DATA RECORDS

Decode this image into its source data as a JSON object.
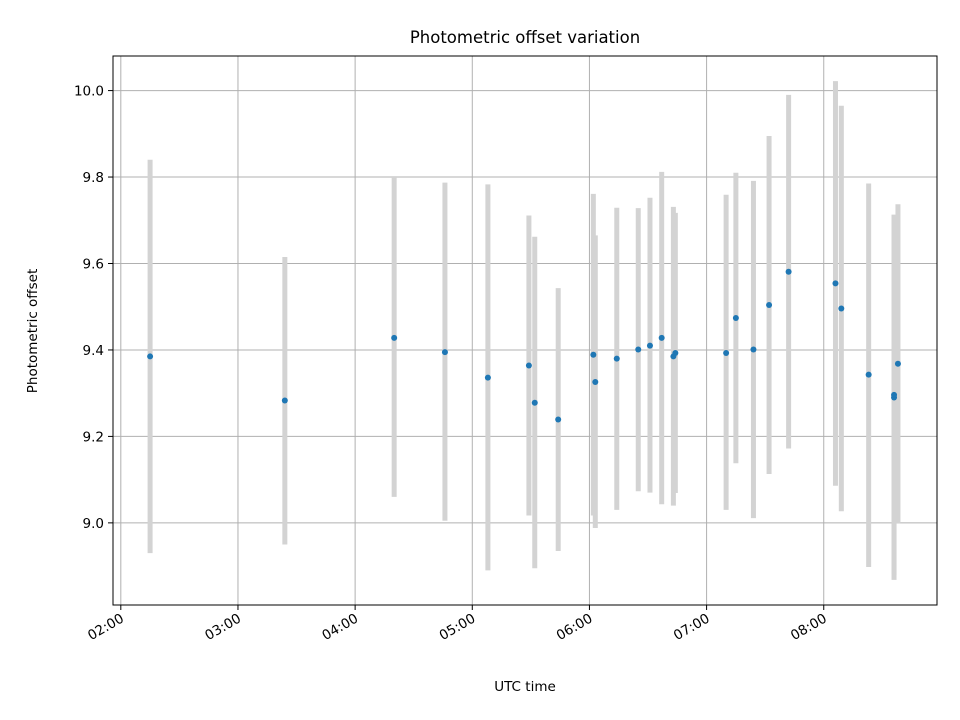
{
  "chart_data": {
    "type": "scatter",
    "title": "Photometric offset variation",
    "xlabel": "UTC time",
    "ylabel": "Photometric offset",
    "x_axis_type": "time",
    "xlim": [
      "01:56",
      "08:58"
    ],
    "ylim": [
      8.81,
      10.08
    ],
    "xticks": [
      "02:00",
      "03:00",
      "04:00",
      "05:00",
      "06:00",
      "07:00",
      "08:00"
    ],
    "yticks": [
      9.0,
      9.2,
      9.4,
      9.6,
      9.8,
      10.0
    ],
    "grid": true,
    "colors": {
      "point": "#1f77b4",
      "errorbar": "#d3d3d3",
      "grid": "#b0b0b0"
    },
    "series": [
      {
        "points": [
          {
            "t": "02:15",
            "y": 9.385,
            "err_low": 8.93,
            "err_high": 9.84
          },
          {
            "t": "03:24",
            "y": 9.283,
            "err_low": 8.95,
            "err_high": 9.615
          },
          {
            "t": "04:20",
            "y": 9.428,
            "err_low": 9.06,
            "err_high": 9.8
          },
          {
            "t": "04:46",
            "y": 9.395,
            "err_low": 9.005,
            "err_high": 9.787
          },
          {
            "t": "05:08",
            "y": 9.336,
            "err_low": 8.89,
            "err_high": 9.783
          },
          {
            "t": "05:29",
            "y": 9.364,
            "err_low": 9.017,
            "err_high": 9.711
          },
          {
            "t": "05:32",
            "y": 9.278,
            "err_low": 8.895,
            "err_high": 9.662
          },
          {
            "t": "05:44",
            "y": 9.239,
            "err_low": 8.935,
            "err_high": 9.543
          },
          {
            "t": "06:02",
            "y": 9.389,
            "err_low": 9.017,
            "err_high": 9.761
          },
          {
            "t": "06:03",
            "y": 9.326,
            "err_low": 8.988,
            "err_high": 9.665
          },
          {
            "t": "06:14",
            "y": 9.38,
            "err_low": 9.03,
            "err_high": 9.729
          },
          {
            "t": "06:25",
            "y": 9.401,
            "err_low": 9.073,
            "err_high": 9.728
          },
          {
            "t": "06:31",
            "y": 9.41,
            "err_low": 9.07,
            "err_high": 9.752
          },
          {
            "t": "06:37",
            "y": 9.428,
            "err_low": 9.043,
            "err_high": 9.812
          },
          {
            "t": "06:43",
            "y": 9.385,
            "err_low": 9.04,
            "err_high": 9.731
          },
          {
            "t": "06:44",
            "y": 9.393,
            "err_low": 9.069,
            "err_high": 9.717
          },
          {
            "t": "07:10",
            "y": 9.393,
            "err_low": 9.03,
            "err_high": 9.759
          },
          {
            "t": "07:15",
            "y": 9.474,
            "err_low": 9.138,
            "err_high": 9.81
          },
          {
            "t": "07:24",
            "y": 9.401,
            "err_low": 9.011,
            "err_high": 9.791
          },
          {
            "t": "07:32",
            "y": 9.504,
            "err_low": 9.113,
            "err_high": 9.895
          },
          {
            "t": "07:42",
            "y": 9.581,
            "err_low": 9.172,
            "err_high": 9.99
          },
          {
            "t": "08:06",
            "y": 9.554,
            "err_low": 9.086,
            "err_high": 10.022
          },
          {
            "t": "08:09",
            "y": 9.496,
            "err_low": 9.027,
            "err_high": 9.965
          },
          {
            "t": "08:23",
            "y": 9.343,
            "err_low": 8.898,
            "err_high": 9.785
          },
          {
            "t": "08:36",
            "y": 9.29,
            "err_low": 8.868,
            "err_high": 9.713
          },
          {
            "t": "08:36",
            "y": 9.296,
            "err_low": 8.88,
            "err_high": 9.712
          },
          {
            "t": "08:38",
            "y": 9.368,
            "err_low": 8.999,
            "err_high": 9.737
          }
        ]
      }
    ]
  }
}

EXERCISE OBJECTIVE
Set down the material exactly, every line of it, except for the pictures.

SOLUTION FOR THIS EXERCISE
Decode this image into its source data as a JSON object.
{
  "chart_data": {
    "type": "scatter",
    "title": "Photometric offset variation",
    "xlabel": "UTC time",
    "ylabel": "Photometric offset",
    "x_axis_type": "time",
    "xlim": [
      "01:56",
      "08:58"
    ],
    "ylim": [
      8.81,
      10.08
    ],
    "xticks": [
      "02:00",
      "03:00",
      "04:00",
      "05:00",
      "06:00",
      "07:00",
      "08:00"
    ],
    "yticks": [
      9.0,
      9.2,
      9.4,
      9.6,
      9.8,
      10.0
    ],
    "grid": true,
    "colors": {
      "point": "#1f77b4",
      "errorbar": "#d3d3d3",
      "grid": "#b0b0b0"
    },
    "series": [
      {
        "points": [
          {
            "t": "02:15",
            "y": 9.385,
            "err_low": 8.93,
            "err_high": 9.84
          },
          {
            "t": "03:24",
            "y": 9.283,
            "err_low": 8.95,
            "err_high": 9.615
          },
          {
            "t": "04:20",
            "y": 9.428,
            "err_low": 9.06,
            "err_high": 9.8
          },
          {
            "t": "04:46",
            "y": 9.395,
            "err_low": 9.005,
            "err_high": 9.787
          },
          {
            "t": "05:08",
            "y": 9.336,
            "err_low": 8.89,
            "err_high": 9.783
          },
          {
            "t": "05:29",
            "y": 9.364,
            "err_low": 9.017,
            "err_high": 9.711
          },
          {
            "t": "05:32",
            "y": 9.278,
            "err_low": 8.895,
            "err_high": 9.662
          },
          {
            "t": "05:44",
            "y": 9.239,
            "err_low": 8.935,
            "err_high": 9.543
          },
          {
            "t": "06:02",
            "y": 9.389,
            "err_low": 9.017,
            "err_high": 9.761
          },
          {
            "t": "06:03",
            "y": 9.326,
            "err_low": 8.988,
            "err_high": 9.665
          },
          {
            "t": "06:14",
            "y": 9.38,
            "err_low": 9.03,
            "err_high": 9.729
          },
          {
            "t": "06:25",
            "y": 9.401,
            "err_low": 9.073,
            "err_high": 9.728
          },
          {
            "t": "06:31",
            "y": 9.41,
            "err_low": 9.07,
            "err_high": 9.752
          },
          {
            "t": "06:37",
            "y": 9.428,
            "err_low": 9.043,
            "err_high": 9.812
          },
          {
            "t": "06:43",
            "y": 9.385,
            "err_low": 9.04,
            "err_high": 9.731
          },
          {
            "t": "06:44",
            "y": 9.393,
            "err_low": 9.069,
            "err_high": 9.717
          },
          {
            "t": "07:10",
            "y": 9.393,
            "err_low": 9.03,
            "err_high": 9.759
          },
          {
            "t": "07:15",
            "y": 9.474,
            "err_low": 9.138,
            "err_high": 9.81
          },
          {
            "t": "07:24",
            "y": 9.401,
            "err_low": 9.011,
            "err_high": 9.791
          },
          {
            "t": "07:32",
            "y": 9.504,
            "err_low": 9.113,
            "err_high": 9.895
          },
          {
            "t": "07:42",
            "y": 9.581,
            "err_low": 9.172,
            "err_high": 9.99
          },
          {
            "t": "08:06",
            "y": 9.554,
            "err_low": 9.086,
            "err_high": 10.022
          },
          {
            "t": "08:09",
            "y": 9.496,
            "err_low": 9.027,
            "err_high": 9.965
          },
          {
            "t": "08:23",
            "y": 9.343,
            "err_low": 8.898,
            "err_high": 9.785
          },
          {
            "t": "08:36",
            "y": 9.29,
            "err_low": 8.868,
            "err_high": 9.713
          },
          {
            "t": "08:36",
            "y": 9.296,
            "err_low": 8.88,
            "err_high": 9.712
          },
          {
            "t": "08:38",
            "y": 9.368,
            "err_low": 8.999,
            "err_high": 9.737
          }
        ]
      }
    ]
  }
}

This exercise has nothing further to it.